**EXERCISE INPUT**

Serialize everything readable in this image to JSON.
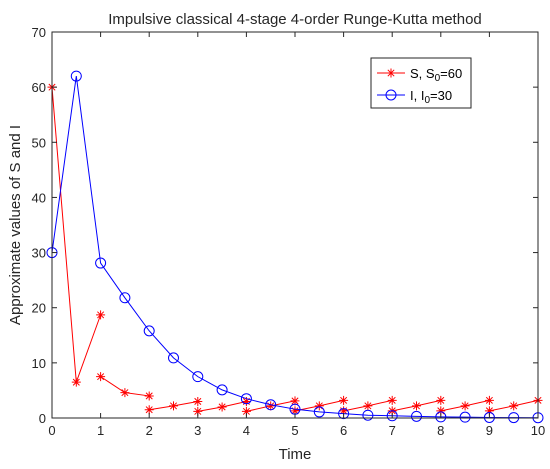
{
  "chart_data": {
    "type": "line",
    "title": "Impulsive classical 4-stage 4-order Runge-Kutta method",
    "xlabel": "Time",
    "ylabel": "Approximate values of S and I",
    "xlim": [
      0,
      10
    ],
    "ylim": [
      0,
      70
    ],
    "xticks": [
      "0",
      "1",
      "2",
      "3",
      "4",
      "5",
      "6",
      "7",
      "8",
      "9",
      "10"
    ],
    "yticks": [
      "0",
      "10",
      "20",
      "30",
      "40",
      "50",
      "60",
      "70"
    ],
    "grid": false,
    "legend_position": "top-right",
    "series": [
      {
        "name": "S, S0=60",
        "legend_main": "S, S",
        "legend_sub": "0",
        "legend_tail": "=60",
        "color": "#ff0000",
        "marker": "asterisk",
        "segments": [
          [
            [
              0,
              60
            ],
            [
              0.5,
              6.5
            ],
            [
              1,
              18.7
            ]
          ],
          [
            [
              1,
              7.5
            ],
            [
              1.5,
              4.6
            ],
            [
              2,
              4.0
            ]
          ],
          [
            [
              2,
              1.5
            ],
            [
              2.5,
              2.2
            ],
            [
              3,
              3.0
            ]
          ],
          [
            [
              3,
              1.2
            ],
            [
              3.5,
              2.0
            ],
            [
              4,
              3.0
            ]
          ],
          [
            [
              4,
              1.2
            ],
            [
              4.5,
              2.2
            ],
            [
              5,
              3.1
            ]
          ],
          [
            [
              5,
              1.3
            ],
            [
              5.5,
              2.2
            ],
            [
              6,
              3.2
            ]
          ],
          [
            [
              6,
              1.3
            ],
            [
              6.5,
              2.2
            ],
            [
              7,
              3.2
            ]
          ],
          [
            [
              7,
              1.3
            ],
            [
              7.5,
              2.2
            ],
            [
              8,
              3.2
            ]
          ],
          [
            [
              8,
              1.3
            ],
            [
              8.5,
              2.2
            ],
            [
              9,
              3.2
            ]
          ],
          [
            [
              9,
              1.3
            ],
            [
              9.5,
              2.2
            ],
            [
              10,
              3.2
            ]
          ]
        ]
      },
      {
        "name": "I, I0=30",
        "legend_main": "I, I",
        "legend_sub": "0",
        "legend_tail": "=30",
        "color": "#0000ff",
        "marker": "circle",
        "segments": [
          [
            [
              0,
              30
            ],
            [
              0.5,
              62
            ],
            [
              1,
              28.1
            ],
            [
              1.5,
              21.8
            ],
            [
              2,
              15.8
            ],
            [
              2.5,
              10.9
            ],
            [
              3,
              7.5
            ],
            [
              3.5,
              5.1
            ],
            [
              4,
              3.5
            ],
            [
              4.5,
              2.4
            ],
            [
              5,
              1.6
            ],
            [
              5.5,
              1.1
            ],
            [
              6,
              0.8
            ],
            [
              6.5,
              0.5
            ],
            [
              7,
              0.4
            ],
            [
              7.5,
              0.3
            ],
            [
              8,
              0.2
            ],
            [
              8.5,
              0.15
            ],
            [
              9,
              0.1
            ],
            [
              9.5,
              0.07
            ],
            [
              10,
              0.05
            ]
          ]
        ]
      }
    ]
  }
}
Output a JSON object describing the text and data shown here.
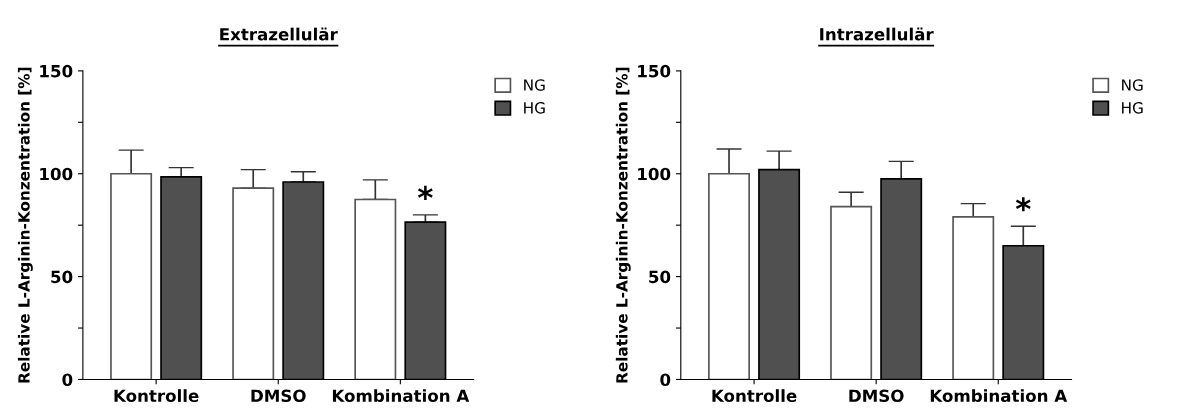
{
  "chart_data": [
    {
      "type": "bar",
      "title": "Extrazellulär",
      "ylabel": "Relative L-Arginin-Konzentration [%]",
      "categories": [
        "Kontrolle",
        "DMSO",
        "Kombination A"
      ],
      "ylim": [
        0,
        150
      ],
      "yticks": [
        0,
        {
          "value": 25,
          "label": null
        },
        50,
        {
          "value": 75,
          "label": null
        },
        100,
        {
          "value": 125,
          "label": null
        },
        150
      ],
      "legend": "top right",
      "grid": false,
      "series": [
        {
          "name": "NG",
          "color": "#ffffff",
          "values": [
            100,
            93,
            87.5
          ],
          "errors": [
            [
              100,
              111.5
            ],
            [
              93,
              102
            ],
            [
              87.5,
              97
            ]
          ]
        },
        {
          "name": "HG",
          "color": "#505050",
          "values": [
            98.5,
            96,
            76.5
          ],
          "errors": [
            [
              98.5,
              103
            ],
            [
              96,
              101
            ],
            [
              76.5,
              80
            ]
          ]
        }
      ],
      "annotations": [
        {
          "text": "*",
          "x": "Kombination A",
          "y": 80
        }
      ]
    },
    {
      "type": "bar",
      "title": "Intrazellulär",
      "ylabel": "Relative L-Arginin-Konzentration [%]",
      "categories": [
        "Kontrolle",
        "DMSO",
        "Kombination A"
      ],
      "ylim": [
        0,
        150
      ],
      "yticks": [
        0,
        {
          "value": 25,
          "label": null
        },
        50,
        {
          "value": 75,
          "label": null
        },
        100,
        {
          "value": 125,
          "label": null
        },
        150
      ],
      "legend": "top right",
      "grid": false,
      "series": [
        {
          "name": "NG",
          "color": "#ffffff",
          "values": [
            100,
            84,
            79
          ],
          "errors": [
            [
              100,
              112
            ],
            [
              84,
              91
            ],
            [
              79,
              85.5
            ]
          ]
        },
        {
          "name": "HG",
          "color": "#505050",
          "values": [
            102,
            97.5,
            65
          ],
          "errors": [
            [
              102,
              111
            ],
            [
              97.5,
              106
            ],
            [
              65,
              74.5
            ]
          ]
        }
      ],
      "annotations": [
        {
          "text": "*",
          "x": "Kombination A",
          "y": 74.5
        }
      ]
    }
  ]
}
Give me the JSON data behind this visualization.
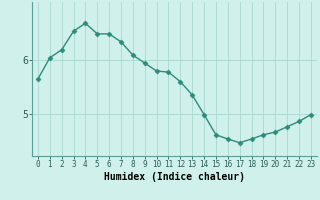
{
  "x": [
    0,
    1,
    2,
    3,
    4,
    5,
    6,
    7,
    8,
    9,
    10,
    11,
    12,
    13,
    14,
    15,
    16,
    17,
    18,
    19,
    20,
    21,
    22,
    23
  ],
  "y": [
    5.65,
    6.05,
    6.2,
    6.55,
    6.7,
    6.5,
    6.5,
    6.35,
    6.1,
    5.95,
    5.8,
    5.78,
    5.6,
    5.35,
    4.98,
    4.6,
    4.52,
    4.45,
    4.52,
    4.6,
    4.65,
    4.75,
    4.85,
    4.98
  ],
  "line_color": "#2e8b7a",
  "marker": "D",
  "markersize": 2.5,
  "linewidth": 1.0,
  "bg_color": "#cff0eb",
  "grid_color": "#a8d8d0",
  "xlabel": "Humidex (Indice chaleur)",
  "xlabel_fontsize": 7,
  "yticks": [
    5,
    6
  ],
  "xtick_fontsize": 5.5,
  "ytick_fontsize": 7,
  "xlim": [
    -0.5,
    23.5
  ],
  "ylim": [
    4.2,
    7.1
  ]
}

**DIRECTIONS**
Scan the records above for the string "this", then select every line that holds it.

**RESPONSE TO THE EXERCISE**
Serialize everything readable in this image to JSON.
Give me the JSON data behind this visualization.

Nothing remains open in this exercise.